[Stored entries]
# # # # # # #

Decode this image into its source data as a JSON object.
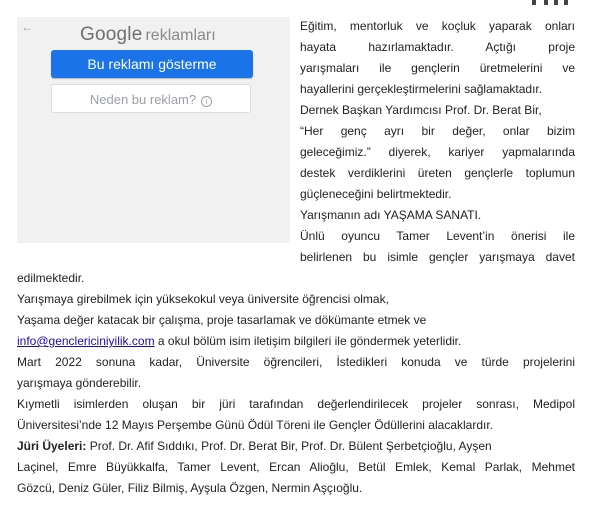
{
  "ad": {
    "back_icon": "back-arrow-icon",
    "brand_google": "Google",
    "brand_suffix": "reklamları",
    "primary_button": "Bu reklamı gösterme",
    "secondary_button": "Neden bu reklam?",
    "info_icon": "info-icon",
    "info_glyph": "i"
  },
  "article": {
    "p1": [
      "Eğitim, mentorluk ve koçluk yaparak onları",
      "hayata hazırlamaktadır. Açtığı proje",
      "yarışmaları ile gençlerin üretmelerini ve",
      "hayallerini gerçekleştirmelerini sağlamaktadır."
    ],
    "p2": [
      "Dernek Başkan Yardımcısı Prof. Dr. Berat Bir,",
      "“Her genç ayrı bir değer, onlar bizim",
      "geleceğimiz.” diyerek, kariyer yapmalarında",
      "destek verdiklerini üreten gençlerle toplumun",
      "güçleneceğini belirtmektedir."
    ],
    "p3": "Yarışmanın adı YAŞAMA SANATI.",
    "p4": [
      "Ünlü oyuncu Tamer Levent’in önerisi ile",
      "belirlenen bu isimle gençler yarışmaya davet",
      "edilmektedir."
    ],
    "p5": "Yarışmaya girebilmek için yüksekokul veya üniversite öğrencisi olmak,",
    "p6": "Yaşama değer katacak bir çalışma, proje tasarlamak ve dökümante etmek ve",
    "p7_link": "info@genclericiniyilik.com",
    "p7_rest": " a okul bölüm isim iletişim bilgileri ile göndermek yeterlidir.",
    "p8": [
      "Mart 2022 sonuna kadar, Üniversite öğrencileri, İstedikleri konuda ve türde projelerini",
      "yarışmaya gönderebilir."
    ],
    "p9": [
      "Kıymetli isimlerden oluşan bir jüri tarafından değerlendirilecek projeler sonrası, Medipol",
      "Üniversitesi’nde 12 Mayıs Perşembe Günü Ödül Töreni ile Gençler Ödüllerini alacaklardır."
    ],
    "jury_label": "Jüri Üyeleri:",
    "jury_line1": " Prof. Dr. Afif Sıddıkı, Prof. Dr. Berat Bir, Prof. Dr. Bülent Şerbetçioğlu, Ayşen",
    "jury_line2": "Laçinel, Emre Büyükkalfa, Tamer Levent, Ercan Alioğlu, Betül Emlek, Kemal Parlak, Mehmet",
    "jury_line3": "Gözcü, Deniz Güler, Filiz Bilmiş, Ayşula Özgen, Nermin Aşçıoğlu."
  }
}
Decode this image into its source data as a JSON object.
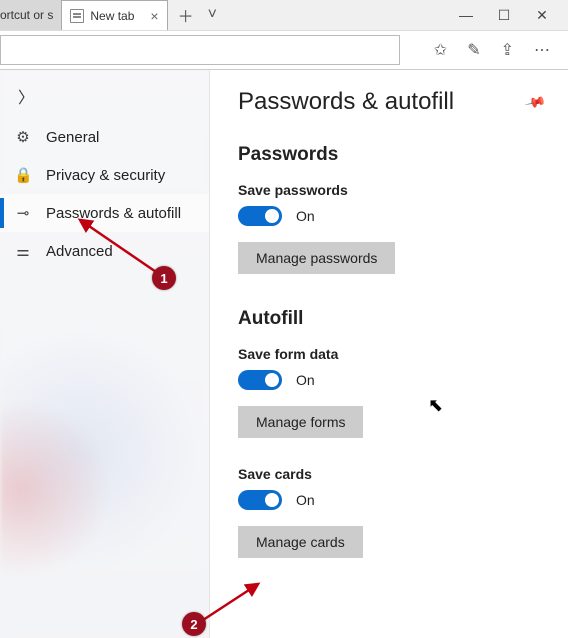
{
  "tabs": {
    "cut_tab_label": "ortcut or s",
    "active_tab_label": "New tab"
  },
  "sidebar": {
    "items": [
      {
        "label": "General"
      },
      {
        "label": "Privacy & security"
      },
      {
        "label": "Passwords & autofill"
      },
      {
        "label": "Advanced"
      }
    ]
  },
  "panel": {
    "title": "Passwords & autofill",
    "passwords": {
      "heading": "Passwords",
      "save_label": "Save passwords",
      "toggle_state": "On",
      "manage_btn": "Manage passwords"
    },
    "autofill": {
      "heading": "Autofill",
      "form": {
        "save_label": "Save form data",
        "toggle_state": "On",
        "manage_btn": "Manage forms"
      },
      "cards": {
        "save_label": "Save cards",
        "toggle_state": "On",
        "manage_btn": "Manage cards"
      }
    }
  },
  "annotations": {
    "b1": "1",
    "b2": "2"
  }
}
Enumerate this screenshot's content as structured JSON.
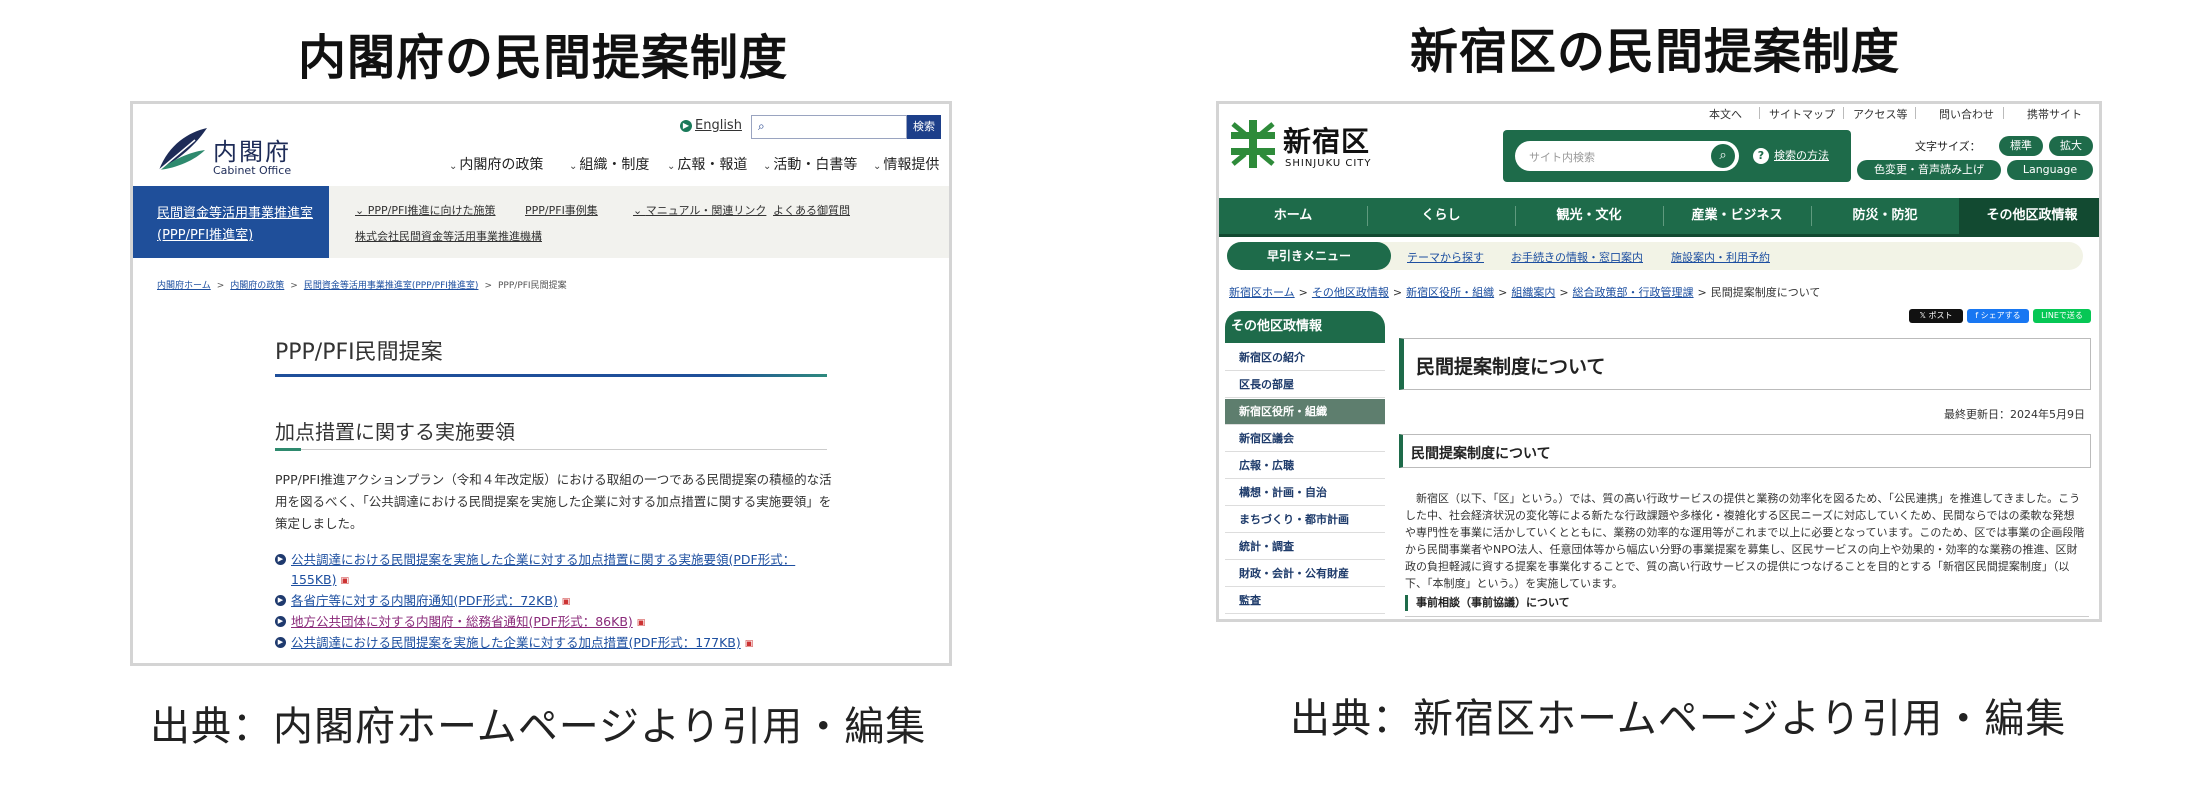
{
  "left": {
    "heading": "内閣府の民間提案制度",
    "caption": "出典：内閣府ホームページより引用・編集",
    "site": {
      "logo_ja": "内閣府",
      "logo_en": "Cabinet Office",
      "english_link": "English",
      "search_button": "検索",
      "global_nav": [
        "内閣府の政策",
        "組織・制度",
        "広報・報道",
        "活動・白書等",
        "情報提供"
      ],
      "subnav_active": [
        "民間資金等活用事業推進室",
        "(PPP/PFI推進室)"
      ],
      "subnav_links": [
        "PPP/PFI推進に向けた施策",
        "PPP/PFI事例集",
        "マニュアル・関連リンク",
        "よくある御質問",
        "株式会社民間資金等活用事業推進機構"
      ],
      "breadcrumb": [
        "内閣府ホーム",
        "内閣府の政策",
        "民間資金等活用事業推進室(PPP/PFI推進室)",
        "PPP/PFI民間提案"
      ],
      "page_title": "PPP/PFI民間提案",
      "section_title": "加点措置に関する実施要領",
      "body": "PPP/PFI推進アクションプラン（令和４年改定版）における取組の一つである民間提案の積極的な活用を図るべく、「公共調達における民間提案を実施した企業に対する加点措置に関する実施要領」を策定しました。",
      "documents": [
        "公共調達における民間提案を実施した企業に対する加点措置に関する実施要領(PDF形式：155KB)",
        "各省庁等に対する内閣府通知(PDF形式：72KB)",
        "地方公共団体に対する内閣府・総務省通知(PDF形式：86KB)",
        "公共調達における民間提案を実施した企業に対する加点措置(PDF形式：177KB)"
      ]
    }
  },
  "right": {
    "heading": "新宿区の民間提案制度",
    "caption": "出典：新宿区ホームページより引用・編集",
    "site": {
      "logo_ja": "新宿区",
      "logo_en": "SHINJUKU CITY",
      "utility_links": [
        "本文へ",
        "サイトマップ",
        "アクセス等",
        "問い合わせ",
        "携帯サイト"
      ],
      "search_placeholder": "サイト内検索",
      "search_help": "検索の方法",
      "font_size_label": "文字サイズ：",
      "font_buttons": [
        "標準",
        "拡大"
      ],
      "color_button": "色変更・音声読み上げ",
      "language_button": "Language",
      "global_nav": [
        "ホーム",
        "くらし",
        "観光・文化",
        "産業・ビジネス",
        "防災・防犯",
        "その他区政情報"
      ],
      "quick_menu_label": "早引きメニュー",
      "quick_links": [
        "テーマから探す",
        "お手続きの情報・窓口案内",
        "施設案内・利用予約"
      ],
      "breadcrumb": [
        "新宿区ホーム",
        "その他区政情報",
        "新宿区役所・組織",
        "組織案内",
        "総合政策部・行政管理課",
        "民間提案制度について"
      ],
      "share_buttons": [
        "ポスト",
        "シェアする",
        "LINEで送る"
      ],
      "side_heading": "その他区政情報",
      "side_items": [
        "新宿区の紹介",
        "区長の部屋",
        "新宿区役所・組織",
        "新宿区議会",
        "広報・広聴",
        "構想・計画・自治",
        "まちづくり・都市計画",
        "統計・調査",
        "財政・会計・公有財産",
        "監査"
      ],
      "page_title": "民間提案制度について",
      "last_updated": "最終更新日：2024年5月9日",
      "section_title": "民間提案制度について",
      "body": "新宿区（以下、「区」という。）では、質の高い行政サービスの提供と業務の効率化を図るため、「公民連携」を推進してきました。こうした中、社会経済状況の変化等による新たな行政課題や多様化・複雑化する区民ニーズに対応していくため、民間ならではの柔軟な発想や専門性を事業に活かしていくとともに、業務の効率的な運用等がこれまで以上に必要となっています。このため、区では事業の企画段階から民間事業者やNPO法人、任意団体等から幅広い分野の事業提案を募集し、区民サービスの向上や効果的・効率的な業務の推進、区財政の負担軽減に資する提案を事業化することで、質の高い行政サービスの提供につなげることを目的とする「新宿区民間提案制度」（以下、「本制度」という。）を実施しています。",
      "subsection_title": "事前相談（事前協議）について"
    }
  }
}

# # # # # # #

• TASK OBJECTIVE: Write out the material above again, word for word, minus its pictures.

• WRITTEN SOLUTION:
Decode this image into its source data as a JSON object.
{
  "ad": {
    "back_icon": "back-arrow-icon",
    "brand_google": "Google",
    "brand_suffix": "reklamları",
    "primary_button": "Bu reklamı gösterme",
    "secondary_button": "Neden bu reklam?",
    "info_icon": "info-icon",
    "info_glyph": "i"
  },
  "article": {
    "p1": [
      "Eğitim, mentorluk ve koçluk yaparak onları",
      "hayata hazırlamaktadır. Açtığı proje",
      "yarışmaları ile gençlerin üretmelerini ve",
      "hayallerini gerçekleştirmelerini sağlamaktadır."
    ],
    "p2": [
      "Dernek Başkan Yardımcısı Prof. Dr. Berat Bir,",
      "“Her genç ayrı bir değer, onlar bizim",
      "geleceğimiz.” diyerek, kariyer yapmalarında",
      "destek verdiklerini üreten gençlerle toplumun",
      "güçleneceğini belirtmektedir."
    ],
    "p3": "Yarışmanın adı YAŞAMA SANATI.",
    "p4": [
      "Ünlü oyuncu Tamer Levent’in önerisi ile",
      "belirlenen bu isimle gençler yarışmaya davet",
      "edilmektedir."
    ],
    "p5": "Yarışmaya girebilmek için yüksekokul veya üniversite öğrencisi olmak,",
    "p6": "Yaşama değer katacak bir çalışma, proje tasarlamak ve dökümante etmek ve",
    "p7_link": "info@genclericiniyilik.com",
    "p7_rest": " a okul bölüm isim iletişim bilgileri ile göndermek yeterlidir.",
    "p8": [
      "Mart 2022 sonuna kadar, Üniversite öğrencileri, İstedikleri konuda ve türde projelerini",
      "yarışmaya gönderebilir."
    ],
    "p9": [
      "Kıymetli isimlerden oluşan bir jüri tarafından değerlendirilecek projeler sonrası, Medipol",
      "Üniversitesi’nde 12 Mayıs Perşembe Günü Ödül Töreni ile Gençler Ödüllerini alacaklardır."
    ],
    "jury_label": "Jüri Üyeleri:",
    "jury_line1": " Prof. Dr. Afif Sıddıkı, Prof. Dr. Berat Bir, Prof. Dr. Bülent Şerbetçioğlu, Ayşen",
    "jury_line2": "Laçinel, Emre Büyükkalfa, Tamer Levent, Ercan Alioğlu, Betül Emlek, Kemal Parlak, Mehmet",
    "jury_line3": "Gözcü, Deniz Güler, Filiz Bilmiş, Ayşula Özgen, Nermin Aşçıoğlu."
  }
}
Decode this image into its source data as a JSON object.
{
  "tabs": {
    "cut_tab_label": "ortcut or s",
    "active_tab_label": "New tab"
  },
  "sidebar": {
    "items": [
      {
        "label": "General"
      },
      {
        "label": "Privacy & security"
      },
      {
        "label": "Passwords & autofill"
      },
      {
        "label": "Advanced"
      }
    ]
  },
  "panel": {
    "title": "Passwords & autofill",
    "passwords": {
      "heading": "Passwords",
      "save_label": "Save passwords",
      "toggle_state": "On",
      "manage_btn": "Manage passwords"
    },
    "autofill": {
      "heading": "Autofill",
      "form": {
        "save_label": "Save form data",
        "toggle_state": "On",
        "manage_btn": "Manage forms"
      },
      "cards": {
        "save_label": "Save cards",
        "toggle_state": "On",
        "manage_btn": "Manage cards"
      }
    }
  },
  "annotations": {
    "b1": "1",
    "b2": "2"
  }
}
Enumerate this screenshot's content as structured JSON.
{
  "left": {
    "heading": "内閣府の民間提案制度",
    "caption": "出典：内閣府ホームページより引用・編集",
    "site": {
      "logo_ja": "内閣府",
      "logo_en": "Cabinet Office",
      "english_link": "English",
      "search_button": "検索",
      "global_nav": [
        "内閣府の政策",
        "組織・制度",
        "広報・報道",
        "活動・白書等",
        "情報提供"
      ],
      "subnav_active": [
        "民間資金等活用事業推進室",
        "(PPP/PFI推進室)"
      ],
      "subnav_links": [
        "PPP/PFI推進に向けた施策",
        "PPP/PFI事例集",
        "マニュアル・関連リンク",
        "よくある御質問",
        "株式会社民間資金等活用事業推進機構"
      ],
      "breadcrumb": [
        "内閣府ホーム",
        "内閣府の政策",
        "民間資金等活用事業推進室(PPP/PFI推進室)",
        "PPP/PFI民間提案"
      ],
      "page_title": "PPP/PFI民間提案",
      "section_title": "加点措置に関する実施要領",
      "body": "PPP/PFI推進アクションプラン（令和４年改定版）における取組の一つである民間提案の積極的な活用を図るべく、「公共調達における民間提案を実施した企業に対する加点措置に関する実施要領」を策定しました。",
      "documents": [
        "公共調達における民間提案を実施した企業に対する加点措置に関する実施要領(PDF形式：155KB)",
        "各省庁等に対する内閣府通知(PDF形式：72KB)",
        "地方公共団体に対する内閣府・総務省通知(PDF形式：86KB)",
        "公共調達における民間提案を実施した企業に対する加点措置(PDF形式：177KB)"
      ]
    }
  },
  "right": {
    "heading": "新宿区の民間提案制度",
    "caption": "出典：新宿区ホームページより引用・編集",
    "site": {
      "logo_ja": "新宿区",
      "logo_en": "SHINJUKU CITY",
      "utility_links": [
        "本文へ",
        "サイトマップ",
        "アクセス等",
        "問い合わせ",
        "携帯サイト"
      ],
      "search_placeholder": "サイト内検索",
      "search_help": "検索の方法",
      "font_size_label": "文字サイズ：",
      "font_buttons": [
        "標準",
        "拡大"
      ],
      "color_button": "色変更・音声読み上げ",
      "language_button": "Language",
      "global_nav": [
        "ホーム",
        "くらし",
        "観光・文化",
        "産業・ビジネス",
        "防災・防犯",
        "その他区政情報"
      ],
      "quick_menu_label": "早引きメニュー",
      "quick_links": [
        "テーマから探す",
        "お手続きの情報・窓口案内",
        "施設案内・利用予約"
      ],
      "breadcrumb": [
        "新宿区ホーム",
        "その他区政情報",
        "新宿区役所・組織",
        "組織案内",
        "総合政策部・行政管理課",
        "民間提案制度について"
      ],
      "share_buttons": [
        "ポスト",
        "シェアする",
        "LINEで送る"
      ],
      "side_heading": "その他区政情報",
      "side_items": [
        "新宿区の紹介",
        "区長の部屋",
        "新宿区役所・組織",
        "新宿区議会",
        "広報・広聴",
        "構想・計画・自治",
        "まちづくり・都市計画",
        "統計・調査",
        "財政・会計・公有財産",
        "監査"
      ],
      "page_title": "民間提案制度について",
      "last_updated": "最終更新日：2024年5月9日",
      "section_title": "民間提案制度について",
      "body": "新宿区（以下、「区」という。）では、質の高い行政サービスの提供と業務の効率化を図るため、「公民連携」を推進してきました。こうした中、社会経済状況の変化等による新たな行政課題や多様化・複雑化する区民ニーズに対応していくため、民間ならではの柔軟な発想や専門性を事業に活かしていくとともに、業務の効率的な運用等がこれまで以上に必要となっています。このため、区では事業の企画段階から民間事業者やNPO法人、任意団体等から幅広い分野の事業提案を募集し、区民サービスの向上や効果的・効率的な業務の推進、区財政の負担軽減に資する提案を事業化することで、質の高い行政サービスの提供につなげることを目的とする「新宿区民間提案制度」（以下、「本制度」という。）を実施しています。",
      "subsection_title": "事前相談（事前協議）について"
    }
  }
}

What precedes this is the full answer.